Excerpt to read =
══════════════════════════════
IgniteConfiguration cfg = new IgniteConfiguration();

cfg.setCommunicationSpi(commSpi);

// Start the node.
Ignition.start(cfg);
 var cfg = new IgniteConfiguration
 {
     CommunicationSpi = new TcpCommunicationSpi
     {
         LocalPort = 1234
     }
 };
Ignition.Start(cfg);
This API is not presently available for C++. You can use XML configuration.

Below is a list of some important properties of TcpCommunicationSpi. You can find the list of all properties in the TcpCommunicationSpi javadoc.

Property Description Default Value

localAddress

The local address for the communication SPI to bind to.

localPort

The local port that the node uses for communication.

47100

localPortRange

The range of ports the nodes tries to bind to sequentially until it finds a free one.

100

tcpNoDelay

Sets the value for the TCP_NODELAY socket option. Each socket accepted or created will use the provided value.

The option should be set to true (default) to reduce request/response time during communication over TCP. In most cases we do not recommend changing this option.

true

idleConnectionTimeout

The maximum idle connection timeout (in milliseconds) after which the connection is closed.

600000

usePairedConnections

Whether dual socket connection between the nodes should be enforced. If set to true, two separate connections will be established between the communicating nodes: one for outgoing messages, and one for incoming messages. When set to false, a single TCP connection will be used for both directions. This flag is useful on some operating systems when messages take too long to be delivered.

false

directBuffer

A boolean flag that indicates whether to allocate NIO direct buffer instead of NIO heap allocation buffer. Although direct buffers perform better, in some cases (especially on Windows) they may cause JVM crashes. If that happens in your environment, set this property to false.

true

directSendBuffer

Whether to use NIO direct buffer instead of NIO heap allocation buffer when sending messages.

false

socketReceiveBuffer

Receive buffer size for sockets created or accepted by the communication SPI. If set to 0, the operating system’s default value is used.

0

socketSendBuffer

Send buffer size for sockets created or accepted by the communication SPI. If set to 0 the operating system’s default value is used.

0

Connection Timeouts

There are several properties that define connection timeouts:

Property Description Default Value

IgniteConfiguration.failureDetectionTimeout

A timeout for basic network operations for server nodes.
══════════════════════════════
Material provided =
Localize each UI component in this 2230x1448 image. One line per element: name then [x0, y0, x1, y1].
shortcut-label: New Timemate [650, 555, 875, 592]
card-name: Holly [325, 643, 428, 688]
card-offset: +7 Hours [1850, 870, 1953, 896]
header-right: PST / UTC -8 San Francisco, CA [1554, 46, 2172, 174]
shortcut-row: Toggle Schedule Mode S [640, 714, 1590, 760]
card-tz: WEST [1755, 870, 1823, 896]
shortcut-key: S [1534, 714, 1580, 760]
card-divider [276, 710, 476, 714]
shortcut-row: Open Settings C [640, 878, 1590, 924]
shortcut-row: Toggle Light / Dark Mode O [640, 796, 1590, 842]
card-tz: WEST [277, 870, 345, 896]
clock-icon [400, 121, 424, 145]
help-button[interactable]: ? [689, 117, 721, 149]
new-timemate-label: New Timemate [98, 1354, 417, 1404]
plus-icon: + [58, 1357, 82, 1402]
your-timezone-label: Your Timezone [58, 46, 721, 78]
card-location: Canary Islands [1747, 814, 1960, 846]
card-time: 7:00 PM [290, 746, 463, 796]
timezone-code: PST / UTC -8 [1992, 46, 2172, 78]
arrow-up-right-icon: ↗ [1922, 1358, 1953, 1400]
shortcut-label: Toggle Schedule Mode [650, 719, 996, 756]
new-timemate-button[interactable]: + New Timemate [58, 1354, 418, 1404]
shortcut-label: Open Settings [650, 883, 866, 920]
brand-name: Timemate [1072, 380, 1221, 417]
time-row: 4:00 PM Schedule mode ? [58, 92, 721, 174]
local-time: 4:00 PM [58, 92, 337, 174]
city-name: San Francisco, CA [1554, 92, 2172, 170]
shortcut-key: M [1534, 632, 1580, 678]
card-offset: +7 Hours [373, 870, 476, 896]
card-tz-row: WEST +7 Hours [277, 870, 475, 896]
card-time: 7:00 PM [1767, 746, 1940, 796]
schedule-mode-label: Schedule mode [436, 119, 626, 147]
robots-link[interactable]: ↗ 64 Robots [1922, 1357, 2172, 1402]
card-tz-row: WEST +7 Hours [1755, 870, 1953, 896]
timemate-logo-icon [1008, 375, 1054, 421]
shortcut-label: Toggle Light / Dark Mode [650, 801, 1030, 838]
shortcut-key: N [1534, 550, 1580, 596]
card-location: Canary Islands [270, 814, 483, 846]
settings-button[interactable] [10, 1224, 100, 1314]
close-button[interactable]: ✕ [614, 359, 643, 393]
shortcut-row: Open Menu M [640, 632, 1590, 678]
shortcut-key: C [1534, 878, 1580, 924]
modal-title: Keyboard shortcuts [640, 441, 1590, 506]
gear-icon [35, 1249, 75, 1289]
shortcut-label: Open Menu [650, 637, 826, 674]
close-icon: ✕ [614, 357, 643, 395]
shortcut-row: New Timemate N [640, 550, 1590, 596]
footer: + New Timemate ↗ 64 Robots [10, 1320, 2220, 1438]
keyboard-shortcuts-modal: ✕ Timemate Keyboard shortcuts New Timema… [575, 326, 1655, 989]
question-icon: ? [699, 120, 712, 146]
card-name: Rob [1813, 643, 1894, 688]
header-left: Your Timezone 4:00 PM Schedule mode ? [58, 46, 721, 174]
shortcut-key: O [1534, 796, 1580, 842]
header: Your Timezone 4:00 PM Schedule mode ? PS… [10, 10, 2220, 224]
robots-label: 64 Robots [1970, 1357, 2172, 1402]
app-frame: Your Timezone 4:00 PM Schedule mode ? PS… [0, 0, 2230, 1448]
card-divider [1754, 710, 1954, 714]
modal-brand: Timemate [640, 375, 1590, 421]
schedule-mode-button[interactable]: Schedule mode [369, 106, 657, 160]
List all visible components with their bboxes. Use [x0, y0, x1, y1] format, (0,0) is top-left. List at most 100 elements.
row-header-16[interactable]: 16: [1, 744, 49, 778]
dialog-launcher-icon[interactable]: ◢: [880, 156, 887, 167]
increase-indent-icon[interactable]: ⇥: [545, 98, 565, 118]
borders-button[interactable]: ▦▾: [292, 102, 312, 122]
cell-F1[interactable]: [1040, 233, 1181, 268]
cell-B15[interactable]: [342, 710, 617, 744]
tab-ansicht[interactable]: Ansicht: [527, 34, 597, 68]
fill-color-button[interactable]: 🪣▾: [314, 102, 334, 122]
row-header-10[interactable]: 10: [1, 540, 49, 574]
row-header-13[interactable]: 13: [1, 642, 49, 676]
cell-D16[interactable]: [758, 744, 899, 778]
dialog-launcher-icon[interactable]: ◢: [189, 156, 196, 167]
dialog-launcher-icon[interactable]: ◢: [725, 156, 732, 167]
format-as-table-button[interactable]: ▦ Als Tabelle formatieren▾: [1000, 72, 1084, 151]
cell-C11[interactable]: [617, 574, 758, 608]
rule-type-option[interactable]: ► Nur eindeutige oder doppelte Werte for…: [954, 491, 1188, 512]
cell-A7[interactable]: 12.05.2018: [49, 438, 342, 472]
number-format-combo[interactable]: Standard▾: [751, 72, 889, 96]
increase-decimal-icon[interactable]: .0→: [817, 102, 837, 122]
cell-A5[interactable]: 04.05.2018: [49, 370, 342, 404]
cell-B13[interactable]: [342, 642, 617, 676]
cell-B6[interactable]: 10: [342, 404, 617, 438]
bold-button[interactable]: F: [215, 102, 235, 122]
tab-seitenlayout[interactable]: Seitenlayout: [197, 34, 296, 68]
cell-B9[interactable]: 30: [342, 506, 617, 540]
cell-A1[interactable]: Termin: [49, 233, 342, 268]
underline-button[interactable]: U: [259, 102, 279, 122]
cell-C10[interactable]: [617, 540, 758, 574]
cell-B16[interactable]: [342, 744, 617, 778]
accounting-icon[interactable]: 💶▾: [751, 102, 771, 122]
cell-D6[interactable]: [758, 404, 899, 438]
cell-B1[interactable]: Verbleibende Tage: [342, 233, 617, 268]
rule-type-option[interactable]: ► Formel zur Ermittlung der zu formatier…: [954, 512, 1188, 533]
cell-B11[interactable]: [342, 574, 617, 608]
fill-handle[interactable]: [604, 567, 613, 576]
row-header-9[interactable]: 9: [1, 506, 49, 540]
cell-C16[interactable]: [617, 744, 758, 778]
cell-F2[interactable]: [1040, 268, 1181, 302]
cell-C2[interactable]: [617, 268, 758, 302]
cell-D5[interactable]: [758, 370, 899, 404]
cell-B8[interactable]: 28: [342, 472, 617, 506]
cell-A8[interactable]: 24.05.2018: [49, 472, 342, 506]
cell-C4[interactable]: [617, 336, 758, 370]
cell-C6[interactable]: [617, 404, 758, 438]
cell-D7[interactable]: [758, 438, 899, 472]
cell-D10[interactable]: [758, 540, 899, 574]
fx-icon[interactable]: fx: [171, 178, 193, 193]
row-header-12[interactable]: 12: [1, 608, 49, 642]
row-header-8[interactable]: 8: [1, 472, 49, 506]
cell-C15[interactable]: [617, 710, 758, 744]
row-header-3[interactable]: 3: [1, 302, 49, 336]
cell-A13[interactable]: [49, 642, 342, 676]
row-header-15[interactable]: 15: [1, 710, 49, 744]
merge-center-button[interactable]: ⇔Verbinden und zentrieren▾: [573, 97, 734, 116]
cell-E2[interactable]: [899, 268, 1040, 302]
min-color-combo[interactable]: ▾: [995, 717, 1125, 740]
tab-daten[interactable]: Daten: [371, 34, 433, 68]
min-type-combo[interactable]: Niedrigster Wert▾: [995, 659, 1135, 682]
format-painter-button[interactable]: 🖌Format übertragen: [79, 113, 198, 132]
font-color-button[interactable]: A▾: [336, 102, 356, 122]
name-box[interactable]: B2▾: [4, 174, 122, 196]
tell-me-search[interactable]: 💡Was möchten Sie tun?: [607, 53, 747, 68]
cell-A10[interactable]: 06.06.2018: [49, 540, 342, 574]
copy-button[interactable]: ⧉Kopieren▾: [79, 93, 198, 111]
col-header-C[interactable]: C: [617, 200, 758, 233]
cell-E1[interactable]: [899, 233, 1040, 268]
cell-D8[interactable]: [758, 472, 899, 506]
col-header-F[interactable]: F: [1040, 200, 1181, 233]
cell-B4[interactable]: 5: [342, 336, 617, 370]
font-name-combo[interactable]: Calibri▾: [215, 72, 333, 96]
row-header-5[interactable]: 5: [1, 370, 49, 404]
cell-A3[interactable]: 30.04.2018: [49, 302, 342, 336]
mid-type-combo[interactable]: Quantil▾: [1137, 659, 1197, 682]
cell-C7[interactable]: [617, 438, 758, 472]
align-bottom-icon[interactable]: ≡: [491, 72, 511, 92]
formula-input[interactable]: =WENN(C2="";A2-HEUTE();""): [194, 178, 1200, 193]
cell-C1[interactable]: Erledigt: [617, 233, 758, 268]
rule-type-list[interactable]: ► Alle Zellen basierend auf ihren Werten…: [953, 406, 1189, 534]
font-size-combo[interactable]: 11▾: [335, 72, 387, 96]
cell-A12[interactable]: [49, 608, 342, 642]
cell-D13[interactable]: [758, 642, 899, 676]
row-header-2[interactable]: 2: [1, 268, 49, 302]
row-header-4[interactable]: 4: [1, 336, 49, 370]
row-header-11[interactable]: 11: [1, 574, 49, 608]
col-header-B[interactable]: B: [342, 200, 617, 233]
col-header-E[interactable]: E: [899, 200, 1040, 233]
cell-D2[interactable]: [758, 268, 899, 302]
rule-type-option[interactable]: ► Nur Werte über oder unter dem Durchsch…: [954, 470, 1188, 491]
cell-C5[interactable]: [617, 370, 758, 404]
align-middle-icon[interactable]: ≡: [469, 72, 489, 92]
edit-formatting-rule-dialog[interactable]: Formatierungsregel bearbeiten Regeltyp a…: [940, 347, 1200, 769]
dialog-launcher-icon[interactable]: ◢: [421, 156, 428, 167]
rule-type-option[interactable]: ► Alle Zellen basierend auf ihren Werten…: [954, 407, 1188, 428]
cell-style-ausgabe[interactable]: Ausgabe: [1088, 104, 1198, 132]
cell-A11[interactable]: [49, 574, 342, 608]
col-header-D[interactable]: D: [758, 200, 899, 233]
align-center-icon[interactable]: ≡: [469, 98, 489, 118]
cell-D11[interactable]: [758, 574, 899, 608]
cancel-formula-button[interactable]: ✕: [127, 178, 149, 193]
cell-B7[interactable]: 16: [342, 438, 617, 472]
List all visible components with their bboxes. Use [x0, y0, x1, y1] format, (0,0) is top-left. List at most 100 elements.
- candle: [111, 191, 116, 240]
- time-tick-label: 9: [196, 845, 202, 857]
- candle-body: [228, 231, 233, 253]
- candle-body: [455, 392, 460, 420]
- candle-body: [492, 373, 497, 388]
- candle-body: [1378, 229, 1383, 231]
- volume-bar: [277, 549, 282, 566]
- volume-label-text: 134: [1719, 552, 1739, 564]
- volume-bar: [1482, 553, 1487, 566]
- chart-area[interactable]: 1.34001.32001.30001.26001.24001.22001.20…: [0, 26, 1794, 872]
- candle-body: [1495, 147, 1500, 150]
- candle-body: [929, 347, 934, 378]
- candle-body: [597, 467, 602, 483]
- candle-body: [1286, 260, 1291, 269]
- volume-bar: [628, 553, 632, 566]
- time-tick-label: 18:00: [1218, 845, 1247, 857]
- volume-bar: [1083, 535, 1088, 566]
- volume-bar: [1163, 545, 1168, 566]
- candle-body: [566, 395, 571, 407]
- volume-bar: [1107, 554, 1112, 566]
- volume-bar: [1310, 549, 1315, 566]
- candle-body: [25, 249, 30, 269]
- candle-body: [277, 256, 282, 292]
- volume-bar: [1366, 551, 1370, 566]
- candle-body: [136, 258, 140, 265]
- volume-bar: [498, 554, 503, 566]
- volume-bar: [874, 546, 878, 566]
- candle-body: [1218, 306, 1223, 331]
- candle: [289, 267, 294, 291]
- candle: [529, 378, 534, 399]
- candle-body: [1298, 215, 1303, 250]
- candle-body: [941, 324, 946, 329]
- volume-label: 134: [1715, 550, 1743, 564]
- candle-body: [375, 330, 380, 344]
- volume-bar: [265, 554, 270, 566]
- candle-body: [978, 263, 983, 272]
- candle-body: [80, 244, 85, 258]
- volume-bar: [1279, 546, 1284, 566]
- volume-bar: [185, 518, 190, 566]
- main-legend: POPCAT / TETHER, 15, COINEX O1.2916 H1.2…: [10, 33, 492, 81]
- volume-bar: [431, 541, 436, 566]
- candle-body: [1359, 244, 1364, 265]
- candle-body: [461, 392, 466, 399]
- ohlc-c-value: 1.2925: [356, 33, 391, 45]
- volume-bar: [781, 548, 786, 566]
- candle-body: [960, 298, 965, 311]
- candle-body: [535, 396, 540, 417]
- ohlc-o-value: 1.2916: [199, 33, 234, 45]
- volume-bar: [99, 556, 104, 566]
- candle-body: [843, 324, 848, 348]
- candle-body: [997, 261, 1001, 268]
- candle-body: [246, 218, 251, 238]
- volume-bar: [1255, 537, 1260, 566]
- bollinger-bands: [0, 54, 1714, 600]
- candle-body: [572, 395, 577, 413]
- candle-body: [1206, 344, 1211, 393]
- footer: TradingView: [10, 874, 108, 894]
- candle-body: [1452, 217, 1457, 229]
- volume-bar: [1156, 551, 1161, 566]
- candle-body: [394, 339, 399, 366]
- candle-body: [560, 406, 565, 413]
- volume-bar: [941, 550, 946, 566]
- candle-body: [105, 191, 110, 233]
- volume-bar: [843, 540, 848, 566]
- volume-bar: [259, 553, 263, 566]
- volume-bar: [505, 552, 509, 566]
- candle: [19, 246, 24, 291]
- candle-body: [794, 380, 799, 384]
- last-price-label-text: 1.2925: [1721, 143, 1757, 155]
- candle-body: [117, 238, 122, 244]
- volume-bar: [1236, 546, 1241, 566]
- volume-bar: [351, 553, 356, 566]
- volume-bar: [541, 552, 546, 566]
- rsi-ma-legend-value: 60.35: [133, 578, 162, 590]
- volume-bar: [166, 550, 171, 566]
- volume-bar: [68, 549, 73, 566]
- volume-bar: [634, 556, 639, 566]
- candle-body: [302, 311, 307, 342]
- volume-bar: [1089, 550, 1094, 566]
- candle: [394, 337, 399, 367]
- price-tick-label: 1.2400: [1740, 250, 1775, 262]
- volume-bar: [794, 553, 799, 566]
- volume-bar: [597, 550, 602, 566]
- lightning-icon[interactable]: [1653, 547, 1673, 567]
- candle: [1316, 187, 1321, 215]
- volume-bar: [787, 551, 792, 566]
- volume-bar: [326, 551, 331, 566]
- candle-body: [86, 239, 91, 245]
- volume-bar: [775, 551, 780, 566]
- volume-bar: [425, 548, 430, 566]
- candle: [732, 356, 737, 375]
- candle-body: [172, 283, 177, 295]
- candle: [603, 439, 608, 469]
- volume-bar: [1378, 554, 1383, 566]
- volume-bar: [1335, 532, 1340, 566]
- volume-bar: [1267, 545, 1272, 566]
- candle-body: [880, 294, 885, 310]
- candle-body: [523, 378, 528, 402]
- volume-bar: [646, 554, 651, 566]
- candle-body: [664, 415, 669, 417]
══════════════════════════════
Exercise set =
1. Reproduce the communication SPI excerpt word for word, everything from "Below is a list" down to "to bind to.".
2. Condense the paragraph of the communication SPI excerpt that begins "Whether dual socket connection between the nodes" into a short list that keeps its main facts.
None of the lines is needed for this work.

Task-by-task solutions =
1.
Below is a list of some important properties of TcpCommunicationSpi. You can find the list of all properties in the TcpCommunicationSpi javadoc.

Property Description Default Value

localAddress

The local address for the communication SPI to bind to.

2.
- Controls whether a dual socket connection between nodes is enforced.
- True: two separate connections are set up, one for outgoing messages and one for incoming messages.
- False: one TCP connection serves both directions.
- Useful on some operating systems when messages take too long to be delivered.